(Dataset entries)

%%

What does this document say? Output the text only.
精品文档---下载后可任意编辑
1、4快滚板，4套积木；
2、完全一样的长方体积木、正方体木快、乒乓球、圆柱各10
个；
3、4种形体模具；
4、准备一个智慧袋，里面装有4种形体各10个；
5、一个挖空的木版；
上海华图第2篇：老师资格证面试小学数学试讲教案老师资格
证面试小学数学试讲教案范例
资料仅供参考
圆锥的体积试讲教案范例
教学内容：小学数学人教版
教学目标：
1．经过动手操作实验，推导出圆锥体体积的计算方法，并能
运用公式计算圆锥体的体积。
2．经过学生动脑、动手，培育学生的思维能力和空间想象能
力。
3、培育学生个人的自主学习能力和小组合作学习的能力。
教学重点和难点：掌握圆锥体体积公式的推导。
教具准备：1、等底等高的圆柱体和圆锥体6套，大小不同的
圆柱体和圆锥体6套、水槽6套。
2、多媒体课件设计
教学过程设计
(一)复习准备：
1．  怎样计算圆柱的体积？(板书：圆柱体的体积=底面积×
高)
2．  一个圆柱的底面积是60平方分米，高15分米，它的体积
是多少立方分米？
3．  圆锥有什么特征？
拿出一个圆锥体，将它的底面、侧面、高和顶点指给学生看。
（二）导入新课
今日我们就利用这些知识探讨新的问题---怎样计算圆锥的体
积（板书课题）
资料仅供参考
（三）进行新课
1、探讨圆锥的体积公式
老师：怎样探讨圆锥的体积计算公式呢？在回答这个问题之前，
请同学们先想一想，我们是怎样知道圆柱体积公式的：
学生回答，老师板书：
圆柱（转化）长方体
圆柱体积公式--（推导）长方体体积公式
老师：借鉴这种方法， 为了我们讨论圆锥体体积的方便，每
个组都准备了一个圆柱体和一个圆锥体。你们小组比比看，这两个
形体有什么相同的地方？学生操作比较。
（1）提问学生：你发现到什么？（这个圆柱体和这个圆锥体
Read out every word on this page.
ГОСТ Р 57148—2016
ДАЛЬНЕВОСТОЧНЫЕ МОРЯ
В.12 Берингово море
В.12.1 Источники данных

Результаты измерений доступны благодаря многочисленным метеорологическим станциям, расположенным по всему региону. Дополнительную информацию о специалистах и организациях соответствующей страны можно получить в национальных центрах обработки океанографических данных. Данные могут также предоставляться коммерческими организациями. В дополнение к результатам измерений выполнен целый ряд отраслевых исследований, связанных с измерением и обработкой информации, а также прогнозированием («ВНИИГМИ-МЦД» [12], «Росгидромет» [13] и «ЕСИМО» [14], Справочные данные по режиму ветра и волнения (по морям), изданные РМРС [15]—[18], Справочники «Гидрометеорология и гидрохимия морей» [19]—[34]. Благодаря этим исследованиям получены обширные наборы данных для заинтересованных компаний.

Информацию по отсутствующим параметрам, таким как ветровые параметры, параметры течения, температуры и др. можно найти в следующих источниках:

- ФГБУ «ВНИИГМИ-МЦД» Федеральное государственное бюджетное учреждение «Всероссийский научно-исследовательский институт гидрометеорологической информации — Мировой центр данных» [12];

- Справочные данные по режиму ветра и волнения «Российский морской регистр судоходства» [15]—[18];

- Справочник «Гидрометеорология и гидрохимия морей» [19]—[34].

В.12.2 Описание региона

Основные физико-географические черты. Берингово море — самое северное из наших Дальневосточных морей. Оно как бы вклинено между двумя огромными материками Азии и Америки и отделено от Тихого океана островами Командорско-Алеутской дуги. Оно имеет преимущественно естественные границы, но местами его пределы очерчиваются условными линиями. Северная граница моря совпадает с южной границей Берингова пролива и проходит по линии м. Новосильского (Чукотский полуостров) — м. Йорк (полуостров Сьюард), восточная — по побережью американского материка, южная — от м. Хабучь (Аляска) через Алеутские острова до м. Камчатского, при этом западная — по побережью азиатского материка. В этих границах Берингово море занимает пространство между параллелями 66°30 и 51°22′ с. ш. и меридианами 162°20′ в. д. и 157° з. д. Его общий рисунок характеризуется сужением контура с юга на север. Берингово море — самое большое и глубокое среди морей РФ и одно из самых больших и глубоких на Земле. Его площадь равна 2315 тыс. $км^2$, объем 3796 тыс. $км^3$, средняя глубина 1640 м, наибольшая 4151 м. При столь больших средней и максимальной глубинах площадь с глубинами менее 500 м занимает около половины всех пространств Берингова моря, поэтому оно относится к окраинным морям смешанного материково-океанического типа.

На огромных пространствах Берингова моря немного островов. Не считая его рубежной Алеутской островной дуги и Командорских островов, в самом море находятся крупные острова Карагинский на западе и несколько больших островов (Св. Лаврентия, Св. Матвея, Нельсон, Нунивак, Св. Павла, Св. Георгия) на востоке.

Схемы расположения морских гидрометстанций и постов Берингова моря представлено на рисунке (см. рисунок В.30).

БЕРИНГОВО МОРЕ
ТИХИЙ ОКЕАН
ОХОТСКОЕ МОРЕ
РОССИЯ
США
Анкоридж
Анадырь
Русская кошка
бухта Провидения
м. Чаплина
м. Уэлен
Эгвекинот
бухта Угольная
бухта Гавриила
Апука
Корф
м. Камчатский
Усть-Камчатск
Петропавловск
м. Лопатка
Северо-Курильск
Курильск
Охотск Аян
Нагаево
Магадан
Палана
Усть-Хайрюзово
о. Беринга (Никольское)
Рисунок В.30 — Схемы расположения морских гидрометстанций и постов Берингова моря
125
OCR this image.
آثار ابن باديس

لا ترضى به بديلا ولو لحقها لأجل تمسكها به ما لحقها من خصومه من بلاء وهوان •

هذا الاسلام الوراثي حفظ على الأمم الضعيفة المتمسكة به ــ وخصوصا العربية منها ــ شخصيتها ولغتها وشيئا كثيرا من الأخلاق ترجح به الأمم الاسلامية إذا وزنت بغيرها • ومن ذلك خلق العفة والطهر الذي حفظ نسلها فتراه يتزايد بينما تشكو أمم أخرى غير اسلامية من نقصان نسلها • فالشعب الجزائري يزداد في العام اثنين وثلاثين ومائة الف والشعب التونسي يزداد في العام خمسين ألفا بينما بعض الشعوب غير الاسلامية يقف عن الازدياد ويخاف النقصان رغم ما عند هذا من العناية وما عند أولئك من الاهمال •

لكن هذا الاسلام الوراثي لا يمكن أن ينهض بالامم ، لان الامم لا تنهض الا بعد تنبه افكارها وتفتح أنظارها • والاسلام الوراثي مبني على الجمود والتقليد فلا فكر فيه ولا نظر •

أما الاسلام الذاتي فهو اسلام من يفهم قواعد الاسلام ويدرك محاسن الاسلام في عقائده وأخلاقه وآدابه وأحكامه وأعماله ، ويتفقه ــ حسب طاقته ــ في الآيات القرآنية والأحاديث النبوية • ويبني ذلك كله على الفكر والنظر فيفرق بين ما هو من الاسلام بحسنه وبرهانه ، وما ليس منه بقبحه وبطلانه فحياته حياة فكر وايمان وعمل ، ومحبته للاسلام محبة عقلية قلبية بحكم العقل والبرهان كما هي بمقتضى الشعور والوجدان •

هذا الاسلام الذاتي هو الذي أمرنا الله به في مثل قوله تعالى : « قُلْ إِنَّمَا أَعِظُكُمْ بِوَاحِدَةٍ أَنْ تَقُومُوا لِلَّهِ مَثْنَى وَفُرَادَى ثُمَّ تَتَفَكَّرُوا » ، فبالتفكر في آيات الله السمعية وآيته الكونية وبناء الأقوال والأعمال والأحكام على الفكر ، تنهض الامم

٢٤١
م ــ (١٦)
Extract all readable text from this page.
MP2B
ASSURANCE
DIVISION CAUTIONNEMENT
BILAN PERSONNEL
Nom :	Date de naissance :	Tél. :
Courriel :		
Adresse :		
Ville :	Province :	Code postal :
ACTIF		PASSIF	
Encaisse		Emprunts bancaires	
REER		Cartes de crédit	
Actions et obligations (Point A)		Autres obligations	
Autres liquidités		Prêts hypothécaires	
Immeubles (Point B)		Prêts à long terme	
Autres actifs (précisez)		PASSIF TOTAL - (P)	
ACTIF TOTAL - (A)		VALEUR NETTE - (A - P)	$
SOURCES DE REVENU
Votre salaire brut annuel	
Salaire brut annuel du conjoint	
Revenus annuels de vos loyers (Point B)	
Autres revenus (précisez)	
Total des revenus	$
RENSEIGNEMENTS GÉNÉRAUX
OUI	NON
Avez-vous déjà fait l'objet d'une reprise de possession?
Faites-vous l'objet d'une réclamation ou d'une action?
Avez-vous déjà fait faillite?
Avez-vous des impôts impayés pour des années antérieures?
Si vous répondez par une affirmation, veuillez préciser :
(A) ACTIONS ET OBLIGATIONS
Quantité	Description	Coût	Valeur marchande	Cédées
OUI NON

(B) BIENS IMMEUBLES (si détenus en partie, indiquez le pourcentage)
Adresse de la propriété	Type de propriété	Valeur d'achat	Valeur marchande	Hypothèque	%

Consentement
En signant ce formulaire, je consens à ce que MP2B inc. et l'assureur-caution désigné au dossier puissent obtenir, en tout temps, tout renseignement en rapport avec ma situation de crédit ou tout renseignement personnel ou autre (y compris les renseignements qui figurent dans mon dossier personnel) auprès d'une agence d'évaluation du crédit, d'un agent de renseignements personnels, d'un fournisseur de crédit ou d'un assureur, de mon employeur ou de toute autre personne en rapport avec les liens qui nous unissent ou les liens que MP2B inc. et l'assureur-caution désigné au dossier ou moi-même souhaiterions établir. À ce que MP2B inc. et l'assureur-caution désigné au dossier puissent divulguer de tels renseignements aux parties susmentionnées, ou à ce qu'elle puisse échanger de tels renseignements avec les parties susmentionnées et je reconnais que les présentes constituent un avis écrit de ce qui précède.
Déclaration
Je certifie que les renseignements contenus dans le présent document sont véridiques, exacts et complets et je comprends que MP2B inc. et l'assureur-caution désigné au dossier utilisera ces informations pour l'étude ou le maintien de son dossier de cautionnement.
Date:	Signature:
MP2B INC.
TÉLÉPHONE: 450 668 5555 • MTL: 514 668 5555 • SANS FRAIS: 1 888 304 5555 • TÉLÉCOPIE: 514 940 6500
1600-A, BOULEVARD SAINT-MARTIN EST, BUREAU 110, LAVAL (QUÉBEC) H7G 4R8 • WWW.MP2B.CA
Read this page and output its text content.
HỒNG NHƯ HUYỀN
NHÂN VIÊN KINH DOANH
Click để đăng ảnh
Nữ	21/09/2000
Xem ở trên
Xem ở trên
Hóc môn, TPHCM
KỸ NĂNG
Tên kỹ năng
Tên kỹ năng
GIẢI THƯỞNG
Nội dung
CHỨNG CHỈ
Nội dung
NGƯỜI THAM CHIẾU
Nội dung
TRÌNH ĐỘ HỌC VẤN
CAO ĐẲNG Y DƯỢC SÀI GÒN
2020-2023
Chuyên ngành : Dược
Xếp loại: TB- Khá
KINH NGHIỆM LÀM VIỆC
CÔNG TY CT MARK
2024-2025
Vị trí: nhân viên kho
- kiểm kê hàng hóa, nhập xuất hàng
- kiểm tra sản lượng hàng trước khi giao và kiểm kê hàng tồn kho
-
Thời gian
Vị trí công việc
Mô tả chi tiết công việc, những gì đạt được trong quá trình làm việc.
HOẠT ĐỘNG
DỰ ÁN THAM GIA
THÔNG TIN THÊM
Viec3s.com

%%

## WHAT YOU WILL DO:
Gather every line from the entries above where the word "Avez" appears, and copy them.

## CORRECT RESULT:
Avez-vous déjà fait l'objet d'une reprise de possession?
Avez-vous déjà fait faillite?
Avez-vous des impôts impayés pour des années antérieures?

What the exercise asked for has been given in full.